Given request:
Transcribe every line exactly. Leave the pictures behind.

[Data records start]

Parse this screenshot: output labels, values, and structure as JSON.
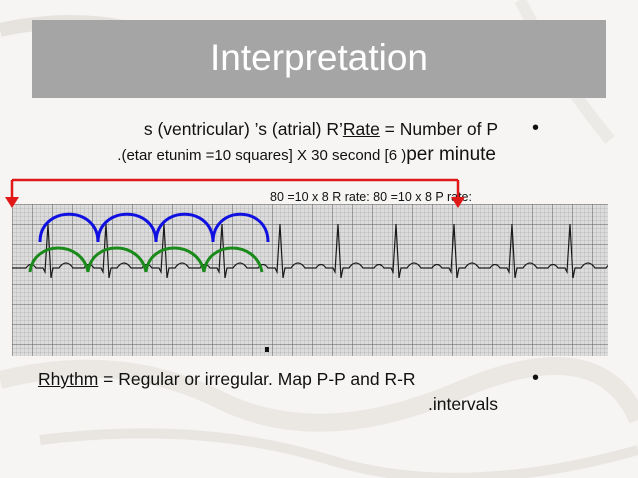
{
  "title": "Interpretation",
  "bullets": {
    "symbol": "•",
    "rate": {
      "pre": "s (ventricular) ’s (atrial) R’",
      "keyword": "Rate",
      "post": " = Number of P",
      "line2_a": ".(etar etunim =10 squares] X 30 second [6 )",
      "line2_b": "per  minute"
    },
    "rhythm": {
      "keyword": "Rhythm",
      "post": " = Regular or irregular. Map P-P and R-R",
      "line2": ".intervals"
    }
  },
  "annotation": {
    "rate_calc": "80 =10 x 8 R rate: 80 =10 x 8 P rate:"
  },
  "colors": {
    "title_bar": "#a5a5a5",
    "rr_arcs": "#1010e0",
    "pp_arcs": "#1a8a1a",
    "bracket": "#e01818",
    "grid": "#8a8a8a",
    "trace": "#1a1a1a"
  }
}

[Data records end]

Problem solution:
Parse this screenshot: output labels, values, and structure as JSON.
{
  "title": "Interpretation",
  "bullets": {
    "symbol": "•",
    "rate": {
      "pre": "s (ventricular) ’s (atrial) R’",
      "keyword": "Rate",
      "post": " = Number of P",
      "line2_a": ".(etar etunim =10 squares] X 30 second [6 )",
      "line2_b": "per  minute"
    },
    "rhythm": {
      "keyword": "Rhythm",
      "post": " = Regular or irregular. Map P-P and R-R",
      "line2": ".intervals"
    }
  },
  "annotation": {
    "rate_calc": "80 =10 x 8 R rate: 80 =10 x 8 P rate:"
  },
  "colors": {
    "title_bar": "#a5a5a5",
    "rr_arcs": "#1010e0",
    "pp_arcs": "#1a8a1a",
    "bracket": "#e01818",
    "grid": "#8a8a8a",
    "trace": "#1a1a1a"
  }
}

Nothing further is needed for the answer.